[Given records]
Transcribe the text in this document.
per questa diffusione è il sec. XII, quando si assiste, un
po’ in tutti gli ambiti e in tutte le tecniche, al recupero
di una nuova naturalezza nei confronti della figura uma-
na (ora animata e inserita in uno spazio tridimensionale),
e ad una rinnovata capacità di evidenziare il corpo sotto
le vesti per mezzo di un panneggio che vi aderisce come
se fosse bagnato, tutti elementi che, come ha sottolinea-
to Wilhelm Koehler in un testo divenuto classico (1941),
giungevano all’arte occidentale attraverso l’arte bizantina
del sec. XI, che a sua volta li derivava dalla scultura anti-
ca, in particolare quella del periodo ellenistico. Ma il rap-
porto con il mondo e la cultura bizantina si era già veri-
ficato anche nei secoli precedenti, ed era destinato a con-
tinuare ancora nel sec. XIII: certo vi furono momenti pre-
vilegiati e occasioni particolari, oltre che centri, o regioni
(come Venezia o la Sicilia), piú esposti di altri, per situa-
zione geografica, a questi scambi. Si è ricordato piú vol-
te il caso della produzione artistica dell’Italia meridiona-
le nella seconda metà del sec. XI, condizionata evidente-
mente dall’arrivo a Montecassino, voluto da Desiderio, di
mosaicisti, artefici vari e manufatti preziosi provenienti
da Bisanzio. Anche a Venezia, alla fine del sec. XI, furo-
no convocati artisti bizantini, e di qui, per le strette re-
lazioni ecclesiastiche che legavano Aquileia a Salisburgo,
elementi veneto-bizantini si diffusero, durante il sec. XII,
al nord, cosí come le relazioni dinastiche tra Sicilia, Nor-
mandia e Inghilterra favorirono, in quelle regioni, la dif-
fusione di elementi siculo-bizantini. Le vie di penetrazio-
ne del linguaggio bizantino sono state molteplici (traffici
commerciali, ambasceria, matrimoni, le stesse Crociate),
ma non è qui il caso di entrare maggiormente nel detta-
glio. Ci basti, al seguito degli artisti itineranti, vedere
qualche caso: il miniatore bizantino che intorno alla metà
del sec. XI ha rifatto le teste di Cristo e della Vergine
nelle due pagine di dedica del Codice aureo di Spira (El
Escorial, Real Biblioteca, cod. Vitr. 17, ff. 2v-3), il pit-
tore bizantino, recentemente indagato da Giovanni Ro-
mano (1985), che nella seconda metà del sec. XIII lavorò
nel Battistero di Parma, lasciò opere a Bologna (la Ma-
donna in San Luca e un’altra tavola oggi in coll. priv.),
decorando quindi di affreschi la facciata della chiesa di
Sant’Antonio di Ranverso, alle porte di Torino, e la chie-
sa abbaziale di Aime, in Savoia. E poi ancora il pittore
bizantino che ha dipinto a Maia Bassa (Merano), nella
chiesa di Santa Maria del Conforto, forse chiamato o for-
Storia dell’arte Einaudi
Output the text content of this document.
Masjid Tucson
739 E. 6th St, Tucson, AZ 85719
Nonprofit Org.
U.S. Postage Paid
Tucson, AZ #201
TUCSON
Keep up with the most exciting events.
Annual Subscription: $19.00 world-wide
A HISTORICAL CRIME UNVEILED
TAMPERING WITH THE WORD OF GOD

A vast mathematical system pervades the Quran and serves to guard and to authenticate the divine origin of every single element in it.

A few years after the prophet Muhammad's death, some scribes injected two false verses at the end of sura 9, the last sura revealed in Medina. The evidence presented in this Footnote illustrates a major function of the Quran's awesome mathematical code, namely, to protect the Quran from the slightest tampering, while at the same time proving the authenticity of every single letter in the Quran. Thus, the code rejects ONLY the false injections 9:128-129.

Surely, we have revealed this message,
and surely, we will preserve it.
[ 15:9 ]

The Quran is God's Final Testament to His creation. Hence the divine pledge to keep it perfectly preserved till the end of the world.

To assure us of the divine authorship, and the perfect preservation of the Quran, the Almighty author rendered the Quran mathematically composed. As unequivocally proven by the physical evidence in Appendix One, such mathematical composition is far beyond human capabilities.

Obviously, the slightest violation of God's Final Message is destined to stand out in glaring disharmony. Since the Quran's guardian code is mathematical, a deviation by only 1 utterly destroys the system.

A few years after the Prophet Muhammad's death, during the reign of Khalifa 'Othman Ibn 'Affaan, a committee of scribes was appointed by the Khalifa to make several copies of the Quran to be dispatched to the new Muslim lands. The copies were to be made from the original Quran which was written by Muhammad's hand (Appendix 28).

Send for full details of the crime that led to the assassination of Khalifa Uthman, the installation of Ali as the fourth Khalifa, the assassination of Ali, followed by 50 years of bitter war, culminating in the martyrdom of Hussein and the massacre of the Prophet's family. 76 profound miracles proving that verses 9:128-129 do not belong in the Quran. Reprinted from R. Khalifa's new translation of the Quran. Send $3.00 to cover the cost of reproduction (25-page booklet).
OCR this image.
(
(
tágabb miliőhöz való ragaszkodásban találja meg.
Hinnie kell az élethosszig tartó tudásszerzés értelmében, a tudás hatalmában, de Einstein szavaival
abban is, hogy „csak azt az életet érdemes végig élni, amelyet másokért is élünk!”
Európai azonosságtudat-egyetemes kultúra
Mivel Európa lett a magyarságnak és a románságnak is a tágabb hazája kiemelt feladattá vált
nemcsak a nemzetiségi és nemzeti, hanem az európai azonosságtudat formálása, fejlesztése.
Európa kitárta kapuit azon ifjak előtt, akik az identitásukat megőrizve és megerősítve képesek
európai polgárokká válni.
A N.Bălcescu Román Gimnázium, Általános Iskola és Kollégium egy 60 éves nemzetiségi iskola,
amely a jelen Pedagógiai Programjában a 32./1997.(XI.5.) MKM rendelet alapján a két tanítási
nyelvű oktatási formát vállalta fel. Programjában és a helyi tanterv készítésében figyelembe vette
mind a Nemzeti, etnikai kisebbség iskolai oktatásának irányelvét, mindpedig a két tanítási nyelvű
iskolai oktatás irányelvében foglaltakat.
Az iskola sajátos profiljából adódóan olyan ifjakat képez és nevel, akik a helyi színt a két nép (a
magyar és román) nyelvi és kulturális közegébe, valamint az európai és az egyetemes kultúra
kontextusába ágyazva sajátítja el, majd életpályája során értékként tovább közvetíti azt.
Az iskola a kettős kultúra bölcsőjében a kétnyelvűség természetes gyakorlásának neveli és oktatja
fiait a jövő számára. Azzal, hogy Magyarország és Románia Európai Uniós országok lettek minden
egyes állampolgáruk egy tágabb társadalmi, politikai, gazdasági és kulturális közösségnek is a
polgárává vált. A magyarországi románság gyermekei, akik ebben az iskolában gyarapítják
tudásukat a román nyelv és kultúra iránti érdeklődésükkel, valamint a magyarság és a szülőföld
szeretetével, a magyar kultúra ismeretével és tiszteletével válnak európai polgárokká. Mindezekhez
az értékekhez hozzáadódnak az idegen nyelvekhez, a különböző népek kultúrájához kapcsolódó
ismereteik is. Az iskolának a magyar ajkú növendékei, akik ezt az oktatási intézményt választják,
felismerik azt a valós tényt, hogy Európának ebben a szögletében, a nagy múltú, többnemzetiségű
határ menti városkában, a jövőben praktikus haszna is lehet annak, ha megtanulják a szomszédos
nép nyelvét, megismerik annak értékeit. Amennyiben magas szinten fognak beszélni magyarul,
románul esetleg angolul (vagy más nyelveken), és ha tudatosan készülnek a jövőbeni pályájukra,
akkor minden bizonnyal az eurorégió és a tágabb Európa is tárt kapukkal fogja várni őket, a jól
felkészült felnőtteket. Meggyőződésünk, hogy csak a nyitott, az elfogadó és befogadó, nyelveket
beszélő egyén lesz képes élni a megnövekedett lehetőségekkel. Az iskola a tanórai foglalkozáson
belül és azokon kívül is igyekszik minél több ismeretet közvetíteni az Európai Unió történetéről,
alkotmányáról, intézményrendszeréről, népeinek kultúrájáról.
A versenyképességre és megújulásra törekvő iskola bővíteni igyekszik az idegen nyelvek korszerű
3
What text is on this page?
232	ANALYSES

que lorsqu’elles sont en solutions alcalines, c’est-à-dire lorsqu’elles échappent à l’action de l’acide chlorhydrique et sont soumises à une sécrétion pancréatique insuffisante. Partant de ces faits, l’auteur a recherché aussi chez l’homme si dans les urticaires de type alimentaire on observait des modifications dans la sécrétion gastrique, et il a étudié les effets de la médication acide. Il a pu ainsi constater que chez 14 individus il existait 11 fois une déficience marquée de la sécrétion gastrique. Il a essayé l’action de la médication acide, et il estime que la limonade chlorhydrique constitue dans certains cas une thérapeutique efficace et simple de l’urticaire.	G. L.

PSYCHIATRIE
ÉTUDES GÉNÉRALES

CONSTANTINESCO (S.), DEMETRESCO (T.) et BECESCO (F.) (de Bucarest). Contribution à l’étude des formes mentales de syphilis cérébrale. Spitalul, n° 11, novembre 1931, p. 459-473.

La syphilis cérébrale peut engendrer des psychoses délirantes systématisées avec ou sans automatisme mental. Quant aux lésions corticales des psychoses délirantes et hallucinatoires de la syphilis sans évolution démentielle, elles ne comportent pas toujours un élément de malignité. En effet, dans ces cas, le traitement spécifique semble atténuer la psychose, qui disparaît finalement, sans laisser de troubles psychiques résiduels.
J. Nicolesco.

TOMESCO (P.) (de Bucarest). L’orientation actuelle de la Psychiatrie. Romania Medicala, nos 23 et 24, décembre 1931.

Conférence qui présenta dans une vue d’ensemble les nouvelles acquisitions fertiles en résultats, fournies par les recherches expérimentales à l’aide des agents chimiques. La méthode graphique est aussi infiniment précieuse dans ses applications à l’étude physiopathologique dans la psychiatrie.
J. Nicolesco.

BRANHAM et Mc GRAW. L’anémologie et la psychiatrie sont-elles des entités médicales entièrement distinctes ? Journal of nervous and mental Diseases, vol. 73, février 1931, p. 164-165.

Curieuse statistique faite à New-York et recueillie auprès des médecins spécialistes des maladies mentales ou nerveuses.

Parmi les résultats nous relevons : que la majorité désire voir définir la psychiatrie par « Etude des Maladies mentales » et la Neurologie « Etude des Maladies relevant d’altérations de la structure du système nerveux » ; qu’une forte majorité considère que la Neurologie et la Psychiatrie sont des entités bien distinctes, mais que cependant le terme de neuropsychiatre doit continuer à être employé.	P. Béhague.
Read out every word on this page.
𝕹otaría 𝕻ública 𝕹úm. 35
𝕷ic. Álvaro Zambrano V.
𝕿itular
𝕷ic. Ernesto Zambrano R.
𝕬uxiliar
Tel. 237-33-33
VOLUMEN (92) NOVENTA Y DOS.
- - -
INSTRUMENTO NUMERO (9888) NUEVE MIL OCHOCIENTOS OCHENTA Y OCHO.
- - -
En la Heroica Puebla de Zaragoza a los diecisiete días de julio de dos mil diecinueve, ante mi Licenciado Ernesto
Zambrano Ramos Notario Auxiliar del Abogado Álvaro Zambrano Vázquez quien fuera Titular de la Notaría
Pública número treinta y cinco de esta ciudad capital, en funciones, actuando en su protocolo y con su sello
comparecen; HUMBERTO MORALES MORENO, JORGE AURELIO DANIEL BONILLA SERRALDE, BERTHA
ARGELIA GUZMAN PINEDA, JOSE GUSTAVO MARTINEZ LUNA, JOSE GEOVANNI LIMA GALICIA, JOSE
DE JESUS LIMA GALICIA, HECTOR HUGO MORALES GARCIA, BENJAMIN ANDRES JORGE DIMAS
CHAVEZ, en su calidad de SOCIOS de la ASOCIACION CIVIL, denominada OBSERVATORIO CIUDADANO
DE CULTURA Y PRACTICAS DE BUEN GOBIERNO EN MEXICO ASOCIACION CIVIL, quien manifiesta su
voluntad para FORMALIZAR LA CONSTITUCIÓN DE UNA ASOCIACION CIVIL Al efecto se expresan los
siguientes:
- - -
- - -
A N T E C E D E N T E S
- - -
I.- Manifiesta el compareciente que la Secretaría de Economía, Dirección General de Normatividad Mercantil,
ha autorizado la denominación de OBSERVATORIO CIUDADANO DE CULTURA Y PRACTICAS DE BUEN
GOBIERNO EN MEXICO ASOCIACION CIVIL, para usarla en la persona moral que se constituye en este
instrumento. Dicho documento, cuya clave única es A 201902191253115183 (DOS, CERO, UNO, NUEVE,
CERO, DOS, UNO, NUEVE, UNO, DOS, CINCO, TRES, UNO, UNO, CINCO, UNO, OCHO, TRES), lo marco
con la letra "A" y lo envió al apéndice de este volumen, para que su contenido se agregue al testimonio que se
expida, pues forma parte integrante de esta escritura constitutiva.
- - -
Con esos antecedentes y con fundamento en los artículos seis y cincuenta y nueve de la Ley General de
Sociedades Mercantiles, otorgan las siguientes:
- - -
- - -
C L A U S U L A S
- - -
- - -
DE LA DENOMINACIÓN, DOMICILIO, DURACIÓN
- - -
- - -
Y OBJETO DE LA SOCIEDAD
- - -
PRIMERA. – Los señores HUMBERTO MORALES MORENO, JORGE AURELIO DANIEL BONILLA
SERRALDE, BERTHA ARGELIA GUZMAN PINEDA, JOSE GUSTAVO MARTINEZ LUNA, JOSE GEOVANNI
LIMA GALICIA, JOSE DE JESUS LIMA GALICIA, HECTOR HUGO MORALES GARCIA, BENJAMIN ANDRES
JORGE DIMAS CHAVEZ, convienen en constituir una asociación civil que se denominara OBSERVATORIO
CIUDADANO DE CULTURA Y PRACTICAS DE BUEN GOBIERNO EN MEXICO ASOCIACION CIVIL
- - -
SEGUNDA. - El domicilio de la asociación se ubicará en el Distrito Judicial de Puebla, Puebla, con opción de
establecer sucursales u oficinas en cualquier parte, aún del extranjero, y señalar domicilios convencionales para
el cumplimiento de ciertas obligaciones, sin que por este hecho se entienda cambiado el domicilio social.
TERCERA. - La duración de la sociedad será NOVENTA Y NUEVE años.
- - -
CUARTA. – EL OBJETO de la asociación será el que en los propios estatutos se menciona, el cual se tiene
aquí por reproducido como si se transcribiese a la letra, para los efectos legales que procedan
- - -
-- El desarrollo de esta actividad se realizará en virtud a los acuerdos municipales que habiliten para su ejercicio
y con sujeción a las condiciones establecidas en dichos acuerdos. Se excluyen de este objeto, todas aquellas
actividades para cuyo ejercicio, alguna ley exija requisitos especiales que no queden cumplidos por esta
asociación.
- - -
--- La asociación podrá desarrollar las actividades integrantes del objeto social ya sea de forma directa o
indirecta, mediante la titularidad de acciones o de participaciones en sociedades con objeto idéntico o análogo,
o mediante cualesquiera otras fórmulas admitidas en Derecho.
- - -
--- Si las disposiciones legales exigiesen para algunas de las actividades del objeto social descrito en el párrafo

[Short task] Copy out every line from the data above that has "legales" in it.

[Solution below]
aquí por reproducido como si se transcribiese a la letra, para los efectos legales que procedan
--- Si las disposiciones legales exigiesen para algunas de las actividades del objeto social descrito en el párrafo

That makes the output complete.